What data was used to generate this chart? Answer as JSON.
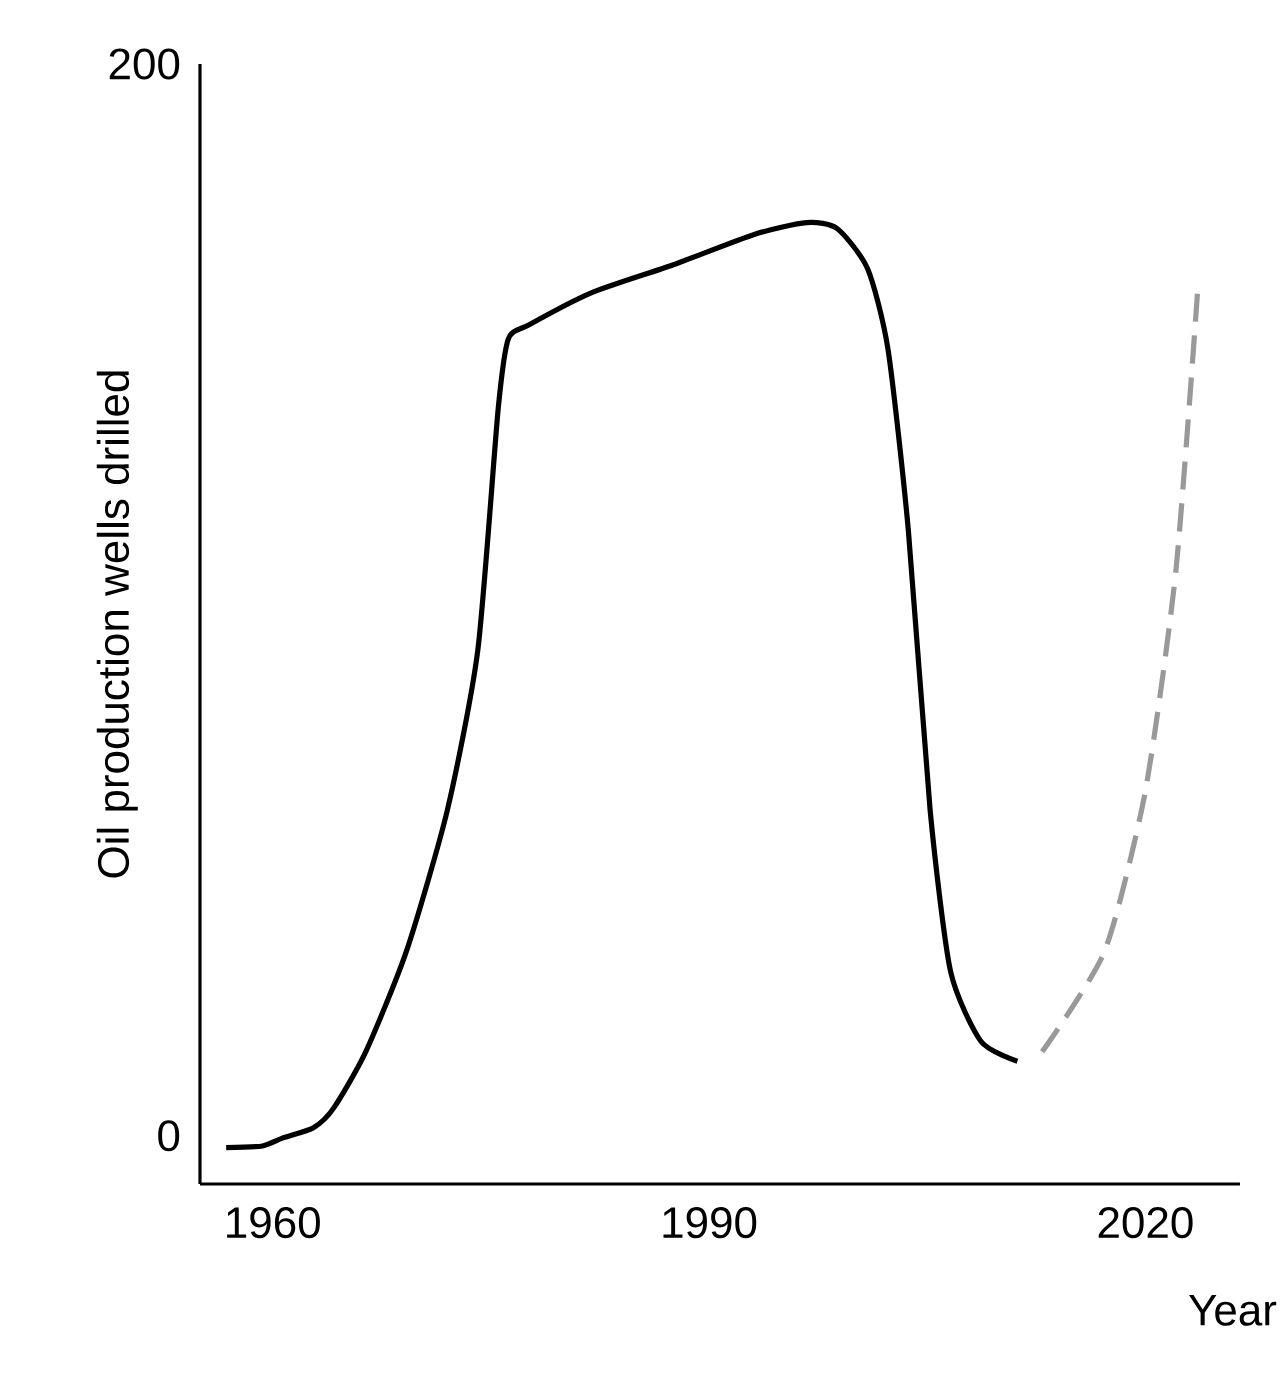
{
  "chart_data": {
    "type": "line",
    "xlabel": "Year",
    "ylabel": "Oil production wells drilled",
    "xlim": [
      1955,
      2026.5
    ],
    "ylim": [
      -9,
      200
    ],
    "xticks": [
      1960,
      1990,
      2020
    ],
    "yticks": [
      0,
      200
    ],
    "grid": false,
    "series": [
      {
        "color": "#000000",
        "line_style": "solid",
        "x": [
          1956.8,
          1959.3,
          1960.7,
          1962.8,
          1964.2,
          1966.4,
          1969.2,
          1972.0,
          1974.1,
          1975.5,
          1976.2,
          1977.6,
          1981.9,
          1987.5,
          1993.1,
          1996.7,
          1998.8,
          2000.9,
          2002.3,
          2003.7,
          2005.2,
          2006.6,
          2008.7,
          2011.2
        ],
        "values": [
          -2.2,
          -1.9,
          -0.4,
          1.5,
          5.2,
          15.7,
          34.5,
          60.7,
          90.6,
          135.6,
          148.7,
          151.3,
          157.3,
          162.5,
          168.2,
          170.4,
          169.3,
          161.8,
          146.8,
          113,
          60.7,
          30.7,
          17.6,
          13.9
        ]
      },
      {
        "color": "#999999",
        "line_style": "dashed",
        "x": [
          2012.9,
          2017.2,
          2020.0,
          2022.1,
          2023.6
        ],
        "values": [
          15.7,
          34.5,
          64.4,
          105.6,
          158.1
        ]
      }
    ]
  }
}
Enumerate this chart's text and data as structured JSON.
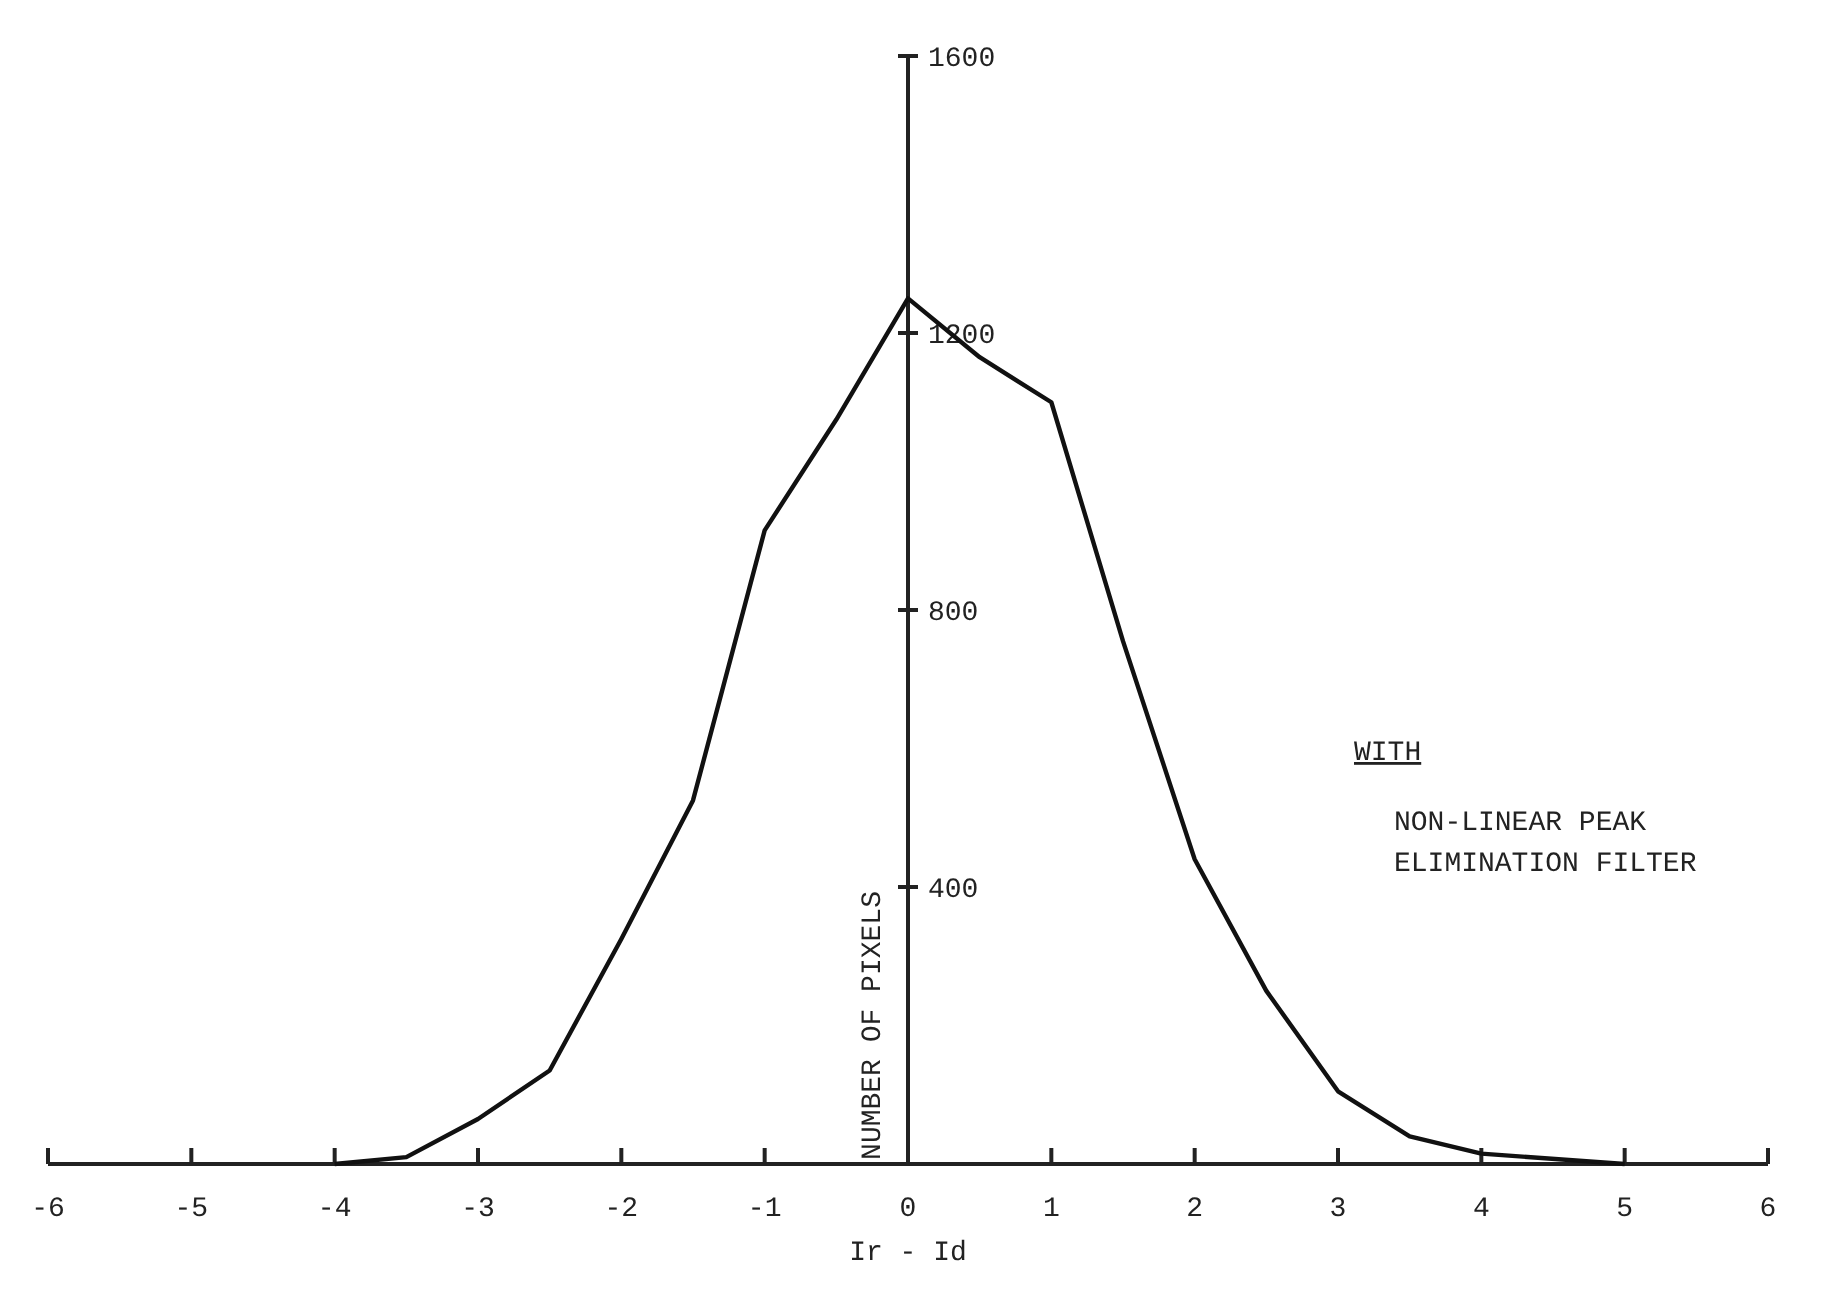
{
  "chart_data": {
    "type": "line",
    "xlabel": "Ir - Id",
    "ylabel": "NUMBER OF PIXELS",
    "xlim": [
      -6,
      6
    ],
    "ylim": [
      0,
      1600
    ],
    "xticks": [
      -6,
      -5,
      -4,
      -3,
      -2,
      -1,
      0,
      1,
      2,
      3,
      4,
      5,
      6
    ],
    "yticks": [
      400,
      800,
      1200,
      1600
    ],
    "grid": false,
    "marker": "none",
    "line_style": "solid",
    "annotations": [
      "WITH",
      "NON-LINEAR PEAK\nELIMINATION FILTER"
    ],
    "series": [
      {
        "color": "#111111",
        "x": [
          -4,
          -3.5,
          -3,
          -2.5,
          -2,
          -1.5,
          -1,
          -0.5,
          0,
          0.5,
          1,
          1.5,
          2,
          2.5,
          3,
          3.5,
          4,
          5
        ],
        "values": [
          0,
          10,
          65,
          135,
          325,
          525,
          915,
          1075,
          1250,
          1165,
          1100,
          755,
          440,
          250,
          105,
          40,
          15,
          0
        ]
      }
    ]
  }
}
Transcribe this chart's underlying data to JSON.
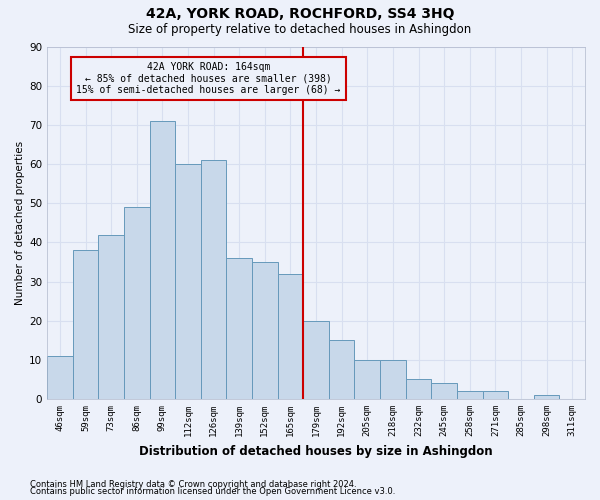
{
  "title": "42A, YORK ROAD, ROCHFORD, SS4 3HQ",
  "subtitle": "Size of property relative to detached houses in Ashingdon",
  "xlabel": "Distribution of detached houses by size in Ashingdon",
  "ylabel": "Number of detached properties",
  "footnote1": "Contains HM Land Registry data © Crown copyright and database right 2024.",
  "footnote2": "Contains public sector information licensed under the Open Government Licence v3.0.",
  "categories": [
    "46sqm",
    "59sqm",
    "73sqm",
    "86sqm",
    "99sqm",
    "112sqm",
    "126sqm",
    "139sqm",
    "152sqm",
    "165sqm",
    "179sqm",
    "192sqm",
    "205sqm",
    "218sqm",
    "232sqm",
    "245sqm",
    "258sqm",
    "271sqm",
    "285sqm",
    "298sqm",
    "311sqm"
  ],
  "values": [
    11,
    38,
    42,
    49,
    71,
    60,
    61,
    36,
    35,
    32,
    20,
    15,
    10,
    10,
    5,
    4,
    2,
    2,
    0,
    1,
    0
  ],
  "bar_color": "#c8d8ea",
  "bar_edge_color": "#6699bb",
  "annotation_line1": "42A YORK ROAD: 164sqm",
  "annotation_line2": "← 85% of detached houses are smaller (398)",
  "annotation_line3": "15% of semi-detached houses are larger (68) →",
  "annotation_box_color": "#cc0000",
  "vline_color": "#cc0000",
  "vline_x_index": 9.5,
  "background_color": "#edf1fa",
  "grid_color": "#d8dff0",
  "ylim": [
    0,
    90
  ],
  "yticks": [
    0,
    10,
    20,
    30,
    40,
    50,
    60,
    70,
    80,
    90
  ]
}
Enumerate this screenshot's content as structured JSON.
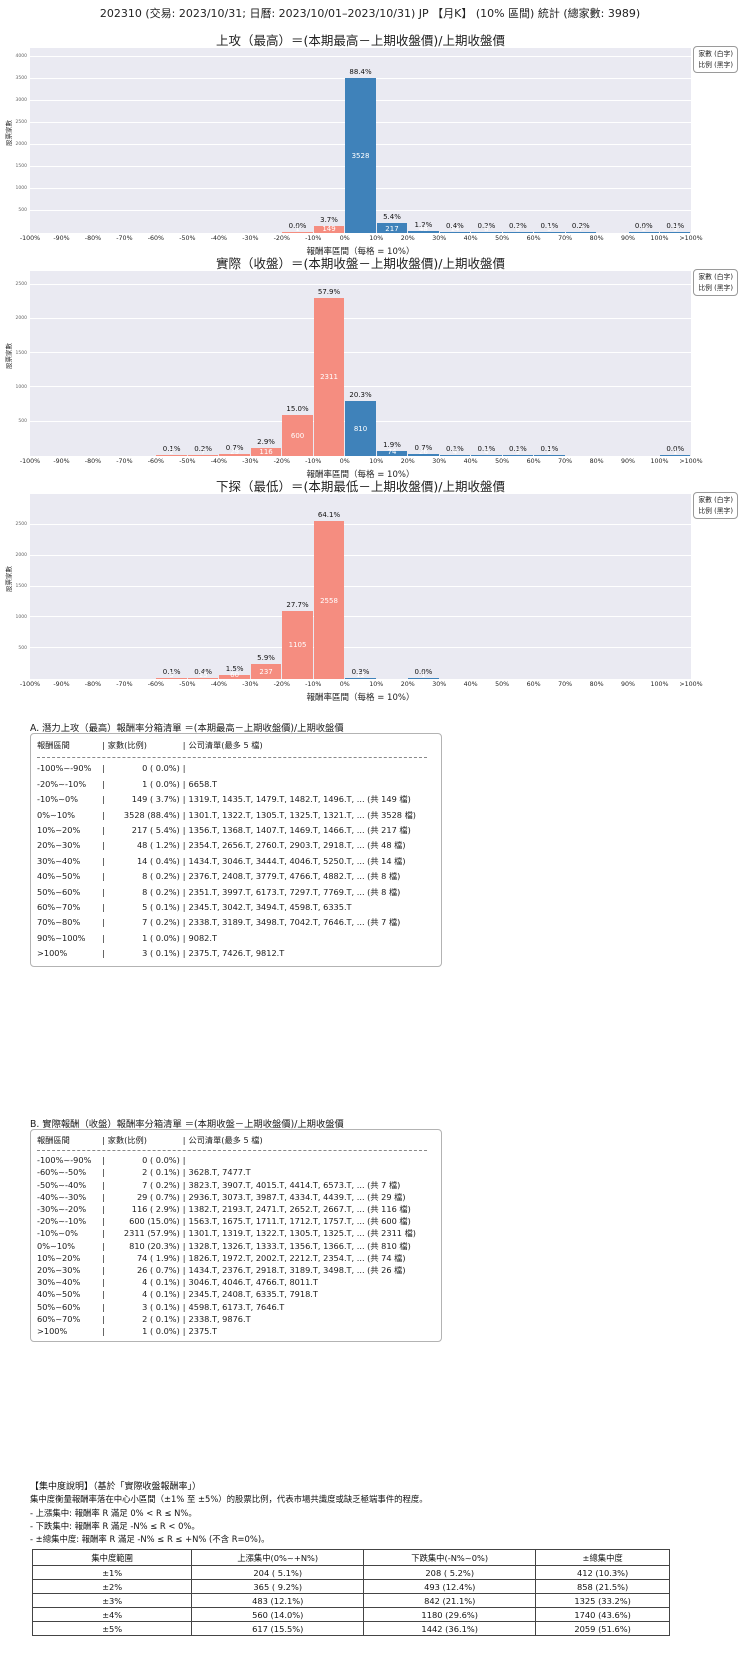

# # # #

#### What the task asks
Every record gets retyped exactly; no picture goes into the copy.

#### Solution to the exercise
What data was used to generate this chart? Answer as JSON.
{
  "chart_data": {
    "type": "line",
    "xlabel": "Year",
    "ylabel": "Oil production wells drilled",
    "xlim": [
      1955,
      2026.5
    ],
    "ylim": [
      -9,
      200
    ],
    "xticks": [
      1960,
      1990,
      2020
    ],
    "yticks": [
      0,
      200
    ],
    "grid": false,
    "series": [
      {
        "color": "#000000",
        "line_style": "solid",
        "x": [
          1956.8,
          1959.3,
          1960.7,
          1962.8,
          1964.2,
          1966.4,
          1969.2,
          1972.0,
          1974.1,
          1975.5,
          1976.2,
          1977.6,
          1981.9,
          1987.5,
          1993.1,
          1996.7,
          1998.8,
          2000.9,
          2002.3,
          2003.7,
          2005.2,
          2006.6,
          2008.7,
          2011.2
        ],
        "values": [
          -2.2,
          -1.9,
          -0.4,
          1.5,
          5.2,
          15.7,
          34.5,
          60.7,
          90.6,
          135.6,
          148.7,
          151.3,
          157.3,
          162.5,
          168.2,
          170.4,
          169.3,
          161.8,
          146.8,
          113,
          60.7,
          30.7,
          17.6,
          13.9
        ]
      },
      {
        "color": "#999999",
        "line_style": "dashed",
        "x": [
          2012.9,
          2017.2,
          2020.0,
          2022.1,
          2023.6
        ],
        "values": [
          15.7,
          34.5,
          64.4,
          105.6,
          158.1
        ]
      }
    ]
  }
}
Enumerate this chart's text and data as structured JSON.
{
  "chart_data": {
    "type": "line",
    "xlabel": "Ir - Id",
    "ylabel": "NUMBER OF PIXELS",
    "xlim": [
      -6,
      6
    ],
    "ylim": [
      0,
      1600
    ],
    "xticks": [
      -6,
      -5,
      -4,
      -3,
      -2,
      -1,
      0,
      1,
      2,
      3,
      4,
      5,
      6
    ],
    "yticks": [
      400,
      800,
      1200,
      1600
    ],
    "grid": false,
    "marker": "none",
    "line_style": "solid",
    "annotations": [
      "WITH",
      "NON-LINEAR PEAK\nELIMINATION FILTER"
    ],
    "series": [
      {
        "color": "#111111",
        "x": [
          -4,
          -3.5,
          -3,
          -2.5,
          -2,
          -1.5,
          -1,
          -0.5,
          0,
          0.5,
          1,
          1.5,
          2,
          2.5,
          3,
          3.5,
          4,
          5
        ],
        "values": [
          0,
          10,
          65,
          135,
          325,
          525,
          915,
          1075,
          1250,
          1165,
          1100,
          755,
          440,
          250,
          105,
          40,
          15,
          0
        ]
      }
    ]
  }
}
Transcribe this chart's underlying data to JSON.
{
  "title": "42A, YORK ROAD, ROCHFORD, SS4 3HQ",
  "subtitle": "Size of property relative to detached houses in Ashingdon",
  "xlabel": "Distribution of detached houses by size in Ashingdon",
  "ylabel": "Number of detached properties",
  "footnote1": "Contains HM Land Registry data © Crown copyright and database right 2024.",
  "footnote2": "Contains public sector information licensed under the Open Government Licence v3.0.",
  "categories": [
    "46sqm",
    "59sqm",
    "73sqm",
    "86sqm",
    "99sqm",
    "112sqm",
    "126sqm",
    "139sqm",
    "152sqm",
    "165sqm",
    "179sqm",
    "192sqm",
    "205sqm",
    "218sqm",
    "232sqm",
    "245sqm",
    "258sqm",
    "271sqm",
    "285sqm",
    "298sqm",
    "311sqm"
  ],
  "values": [
    11,
    38,
    42,
    49,
    71,
    60,
    61,
    36,
    35,
    32,
    20,
    15,
    10,
    10,
    5,
    4,
    2,
    2,
    0,
    1,
    0
  ],
  "bar_color": "#c8d8ea",
  "bar_edge_color": "#6699bb",
  "annotation_line1": "42A YORK ROAD: 164sqm",
  "annotation_line2": "← 85% of detached houses are smaller (398)",
  "annotation_line3": "15% of semi-detached houses are larger (68) →",
  "annotation_box_color": "#cc0000",
  "vline_color": "#cc0000",
  "vline_x_index": 9.5,
  "background_color": "#edf1fa",
  "grid_color": "#d8dff0",
  "ylim": [
    0,
    90
  ],
  "yticks": [
    0,
    10,
    20,
    30,
    40,
    50,
    60,
    70,
    80,
    90
  ]
}
Enumerate this screenshot's content as structured JSON.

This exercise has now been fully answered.